Figure contents as structured data:

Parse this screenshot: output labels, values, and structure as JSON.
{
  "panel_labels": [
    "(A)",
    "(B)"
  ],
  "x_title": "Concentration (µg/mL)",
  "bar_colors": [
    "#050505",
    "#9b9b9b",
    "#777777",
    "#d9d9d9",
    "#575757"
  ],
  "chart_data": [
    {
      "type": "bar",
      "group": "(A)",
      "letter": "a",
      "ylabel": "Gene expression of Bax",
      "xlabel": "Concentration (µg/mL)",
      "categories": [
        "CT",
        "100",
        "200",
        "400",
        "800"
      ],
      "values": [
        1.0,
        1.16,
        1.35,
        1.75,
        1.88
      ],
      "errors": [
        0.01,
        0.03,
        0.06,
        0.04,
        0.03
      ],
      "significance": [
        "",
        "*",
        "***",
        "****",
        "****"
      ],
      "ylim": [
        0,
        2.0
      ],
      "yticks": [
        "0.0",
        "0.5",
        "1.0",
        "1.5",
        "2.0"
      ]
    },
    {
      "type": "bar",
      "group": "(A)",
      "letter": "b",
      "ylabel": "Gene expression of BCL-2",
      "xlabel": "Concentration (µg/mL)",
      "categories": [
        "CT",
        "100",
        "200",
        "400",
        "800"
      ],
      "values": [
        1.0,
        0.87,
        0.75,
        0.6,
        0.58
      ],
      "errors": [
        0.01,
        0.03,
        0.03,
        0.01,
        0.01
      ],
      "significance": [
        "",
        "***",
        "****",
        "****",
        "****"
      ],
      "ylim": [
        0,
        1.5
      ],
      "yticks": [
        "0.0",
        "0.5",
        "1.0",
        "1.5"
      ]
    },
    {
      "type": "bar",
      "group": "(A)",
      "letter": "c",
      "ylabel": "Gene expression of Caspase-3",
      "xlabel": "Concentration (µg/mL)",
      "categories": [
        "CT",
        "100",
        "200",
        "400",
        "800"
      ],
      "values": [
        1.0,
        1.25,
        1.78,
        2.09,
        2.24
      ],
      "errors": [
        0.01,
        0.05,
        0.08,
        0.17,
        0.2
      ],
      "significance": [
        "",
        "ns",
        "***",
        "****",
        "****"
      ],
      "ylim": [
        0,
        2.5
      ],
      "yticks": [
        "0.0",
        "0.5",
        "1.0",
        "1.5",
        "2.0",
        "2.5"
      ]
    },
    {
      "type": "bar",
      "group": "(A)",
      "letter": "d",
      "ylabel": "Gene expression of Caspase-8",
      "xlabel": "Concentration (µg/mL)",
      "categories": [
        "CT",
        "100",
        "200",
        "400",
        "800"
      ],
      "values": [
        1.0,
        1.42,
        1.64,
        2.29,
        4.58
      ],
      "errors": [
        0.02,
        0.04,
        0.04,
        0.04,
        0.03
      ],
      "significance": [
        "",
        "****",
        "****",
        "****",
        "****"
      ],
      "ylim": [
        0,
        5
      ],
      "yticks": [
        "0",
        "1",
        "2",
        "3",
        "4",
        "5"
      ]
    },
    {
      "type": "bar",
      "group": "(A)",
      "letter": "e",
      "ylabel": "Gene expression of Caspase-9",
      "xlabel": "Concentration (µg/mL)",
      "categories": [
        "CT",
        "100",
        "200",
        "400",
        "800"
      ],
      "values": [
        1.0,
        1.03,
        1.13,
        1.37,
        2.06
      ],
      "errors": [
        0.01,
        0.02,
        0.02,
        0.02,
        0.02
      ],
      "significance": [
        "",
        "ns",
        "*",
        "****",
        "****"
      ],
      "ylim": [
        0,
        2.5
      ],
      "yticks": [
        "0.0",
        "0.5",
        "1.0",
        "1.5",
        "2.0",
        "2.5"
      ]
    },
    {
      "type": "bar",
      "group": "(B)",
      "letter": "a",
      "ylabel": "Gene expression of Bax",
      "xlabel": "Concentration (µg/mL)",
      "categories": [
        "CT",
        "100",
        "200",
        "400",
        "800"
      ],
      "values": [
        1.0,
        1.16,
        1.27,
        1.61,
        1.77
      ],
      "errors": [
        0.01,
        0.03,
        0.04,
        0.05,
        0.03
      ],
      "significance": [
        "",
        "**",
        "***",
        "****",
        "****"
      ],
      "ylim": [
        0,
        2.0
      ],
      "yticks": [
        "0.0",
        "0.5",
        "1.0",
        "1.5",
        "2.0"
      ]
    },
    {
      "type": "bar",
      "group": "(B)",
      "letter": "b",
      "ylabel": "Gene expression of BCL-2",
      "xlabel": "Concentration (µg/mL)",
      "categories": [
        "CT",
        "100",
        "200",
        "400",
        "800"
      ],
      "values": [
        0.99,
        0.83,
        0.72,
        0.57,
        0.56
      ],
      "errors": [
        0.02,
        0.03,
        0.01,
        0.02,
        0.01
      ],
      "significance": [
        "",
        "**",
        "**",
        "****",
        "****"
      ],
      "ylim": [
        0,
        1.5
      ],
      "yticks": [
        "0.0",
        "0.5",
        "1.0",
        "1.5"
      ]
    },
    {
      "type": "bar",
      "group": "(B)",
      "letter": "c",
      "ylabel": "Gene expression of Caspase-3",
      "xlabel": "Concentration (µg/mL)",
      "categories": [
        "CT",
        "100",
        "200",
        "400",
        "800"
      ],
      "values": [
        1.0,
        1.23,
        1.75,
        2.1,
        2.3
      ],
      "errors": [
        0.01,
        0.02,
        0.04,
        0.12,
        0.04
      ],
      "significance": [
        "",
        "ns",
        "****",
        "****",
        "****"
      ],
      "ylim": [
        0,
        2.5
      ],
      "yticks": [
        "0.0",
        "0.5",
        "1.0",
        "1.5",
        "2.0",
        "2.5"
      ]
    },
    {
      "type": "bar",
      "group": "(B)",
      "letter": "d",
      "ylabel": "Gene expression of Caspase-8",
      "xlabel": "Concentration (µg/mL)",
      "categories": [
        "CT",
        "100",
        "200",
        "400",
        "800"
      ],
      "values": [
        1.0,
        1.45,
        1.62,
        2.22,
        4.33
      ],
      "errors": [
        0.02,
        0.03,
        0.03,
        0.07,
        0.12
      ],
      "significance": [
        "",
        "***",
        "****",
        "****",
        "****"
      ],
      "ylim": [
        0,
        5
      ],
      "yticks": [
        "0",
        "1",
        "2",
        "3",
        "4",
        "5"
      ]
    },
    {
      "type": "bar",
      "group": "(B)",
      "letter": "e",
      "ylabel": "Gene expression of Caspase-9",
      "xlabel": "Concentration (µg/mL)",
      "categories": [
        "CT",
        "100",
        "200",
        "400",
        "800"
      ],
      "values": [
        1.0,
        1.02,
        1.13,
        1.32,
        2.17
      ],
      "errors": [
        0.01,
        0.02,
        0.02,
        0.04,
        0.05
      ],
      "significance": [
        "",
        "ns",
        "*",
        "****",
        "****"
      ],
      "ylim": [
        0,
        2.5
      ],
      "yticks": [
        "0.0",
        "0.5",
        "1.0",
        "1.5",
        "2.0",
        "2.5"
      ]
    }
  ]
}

### EXERCISE DIRECTIONS
Return the listing above in full, character for character.

### OUTPUT OF THE TASK
Parse this screenshot: output labels, values, and structure as JSON.
{
  "panel_labels": [
    "(A)",
    "(B)"
  ],
  "x_title": "Concentration (µg/mL)",
  "bar_colors": [
    "#050505",
    "#9b9b9b",
    "#777777",
    "#d9d9d9",
    "#575757"
  ],
  "chart_data": [
    {
      "type": "bar",
      "group": "(A)",
      "letter": "a",
      "ylabel": "Gene expression of Bax",
      "xlabel": "Concentration (µg/mL)",
      "categories": [
        "CT",
        "100",
        "200",
        "400",
        "800"
      ],
      "values": [
        1.0,
        1.16,
        1.35,
        1.75,
        1.88
      ],
      "errors": [
        0.01,
        0.03,
        0.06,
        0.04,
        0.03
      ],
      "significance": [
        "",
        "*",
        "***",
        "****",
        "****"
      ],
      "ylim": [
        0,
        2.0
      ],
      "yticks": [
        "0.0",
        "0.5",
        "1.0",
        "1.5",
        "2.0"
      ]
    },
    {
      "type": "bar",
      "group": "(A)",
      "letter": "b",
      "ylabel": "Gene expression of BCL-2",
      "xlabel": "Concentration (µg/mL)",
      "categories": [
        "CT",
        "100",
        "200",
        "400",
        "800"
      ],
      "values": [
        1.0,
        0.87,
        0.75,
        0.6,
        0.58
      ],
      "errors": [
        0.01,
        0.03,
        0.03,
        0.01,
        0.01
      ],
      "significance": [
        "",
        "***",
        "****",
        "****",
        "****"
      ],
      "ylim": [
        0,
        1.5
      ],
      "yticks": [
        "0.0",
        "0.5",
        "1.0",
        "1.5"
      ]
    },
    {
      "type": "bar",
      "group": "(A)",
      "letter": "c",
      "ylabel": "Gene expression of Caspase-3",
      "xlabel": "Concentration (µg/mL)",
      "categories": [
        "CT",
        "100",
        "200",
        "400",
        "800"
      ],
      "values": [
        1.0,
        1.25,
        1.78,
        2.09,
        2.24
      ],
      "errors": [
        0.01,
        0.05,
        0.08,
        0.17,
        0.2
      ],
      "significance": [
        "",
        "ns",
        "***",
        "****",
        "****"
      ],
      "ylim": [
        0,
        2.5
      ],
      "yticks": [
        "0.0",
        "0.5",
        "1.0",
        "1.5",
        "2.0",
        "2.5"
      ]
    },
    {
      "type": "bar",
      "group": "(A)",
      "letter": "d",
      "ylabel": "Gene expression of Caspase-8",
      "xlabel": "Concentration (µg/mL)",
      "categories": [
        "CT",
        "100",
        "200",
        "400",
        "800"
      ],
      "values": [
        1.0,
        1.42,
        1.64,
        2.29,
        4.58
      ],
      "errors": [
        0.02,
        0.04,
        0.04,
        0.04,
        0.03
      ],
      "significance": [
        "",
        "****",
        "****",
        "****",
        "****"
      ],
      "ylim": [
        0,
        5
      ],
      "yticks": [
        "0",
        "1",
        "2",
        "3",
        "4",
        "5"
      ]
    },
    {
      "type": "bar",
      "group": "(A)",
      "letter": "e",
      "ylabel": "Gene expression of Caspase-9",
      "xlabel": "Concentration (µg/mL)",
      "categories": [
        "CT",
        "100",
        "200",
        "400",
        "800"
      ],
      "values": [
        1.0,
        1.03,
        1.13,
        1.37,
        2.06
      ],
      "errors": [
        0.01,
        0.02,
        0.02,
        0.02,
        0.02
      ],
      "significance": [
        "",
        "ns",
        "*",
        "****",
        "****"
      ],
      "ylim": [
        0,
        2.5
      ],
      "yticks": [
        "0.0",
        "0.5",
        "1.0",
        "1.5",
        "2.0",
        "2.5"
      ]
    },
    {
      "type": "bar",
      "group": "(B)",
      "letter": "a",
      "ylabel": "Gene expression of Bax",
      "xlabel": "Concentration (µg/mL)",
      "categories": [
        "CT",
        "100",
        "200",
        "400",
        "800"
      ],
      "values": [
        1.0,
        1.16,
        1.27,
        1.61,
        1.77
      ],
      "errors": [
        0.01,
        0.03,
        0.04,
        0.05,
        0.03
      ],
      "significance": [
        "",
        "**",
        "***",
        "****",
        "****"
      ],
      "ylim": [
        0,
        2.0
      ],
      "yticks": [
        "0.0",
        "0.5",
        "1.0",
        "1.5",
        "2.0"
      ]
    },
    {
      "type": "bar",
      "group": "(B)",
      "letter": "b",
      "ylabel": "Gene expression of BCL-2",
      "xlabel": "Concentration (µg/mL)",
      "categories": [
        "CT",
        "100",
        "200",
        "400",
        "800"
      ],
      "values": [
        0.99,
        0.83,
        0.72,
        0.57,
        0.56
      ],
      "errors": [
        0.02,
        0.03,
        0.01,
        0.02,
        0.01
      ],
      "significance": [
        "",
        "**",
        "**",
        "****",
        "****"
      ],
      "ylim": [
        0,
        1.5
      ],
      "yticks": [
        "0.0",
        "0.5",
        "1.0",
        "1.5"
      ]
    },
    {
      "type": "bar",
      "group": "(B)",
      "letter": "c",
      "ylabel": "Gene expression of Caspase-3",
      "xlabel": "Concentration (µg/mL)",
      "categories": [
        "CT",
        "100",
        "200",
        "400",
        "800"
      ],
      "values": [
        1.0,
        1.23,
        1.75,
        2.1,
        2.3
      ],
      "errors": [
        0.01,
        0.02,
        0.04,
        0.12,
        0.04
      ],
      "significance": [
        "",
        "ns",
        "****",
        "****",
        "****"
      ],
      "ylim": [
        0,
        2.5
      ],
      "yticks": [
        "0.0",
        "0.5",
        "1.0",
        "1.5",
        "2.0",
        "2.5"
      ]
    },
    {
      "type": "bar",
      "group": "(B)",
      "letter": "d",
      "ylabel": "Gene expression of Caspase-8",
      "xlabel": "Concentration (µg/mL)",
      "categories": [
        "CT",
        "100",
        "200",
        "400",
        "800"
      ],
      "values": [
        1.0,
        1.45,
        1.62,
        2.22,
        4.33
      ],
      "errors": [
        0.02,
        0.03,
        0.03,
        0.07,
        0.12
      ],
      "significance": [
        "",
        "***",
        "****",
        "****",
        "****"
      ],
      "ylim": [
        0,
        5
      ],
      "yticks": [
        "0",
        "1",
        "2",
        "3",
        "4",
        "5"
      ]
    },
    {
      "type": "bar",
      "group": "(B)",
      "letter": "e",
      "ylabel": "Gene expression of Caspase-9",
      "xlabel": "Concentration (µg/mL)",
      "categories": [
        "CT",
        "100",
        "200",
        "400",
        "800"
      ],
      "values": [
        1.0,
        1.02,
        1.13,
        1.32,
        2.17
      ],
      "errors": [
        0.01,
        0.02,
        0.02,
        0.04,
        0.05
      ],
      "significance": [
        "",
        "ns",
        "*",
        "****",
        "****"
      ],
      "ylim": [
        0,
        2.5
      ],
      "yticks": [
        "0.0",
        "0.5",
        "1.0",
        "1.5",
        "2.0",
        "2.5"
      ]
    }
  ]
}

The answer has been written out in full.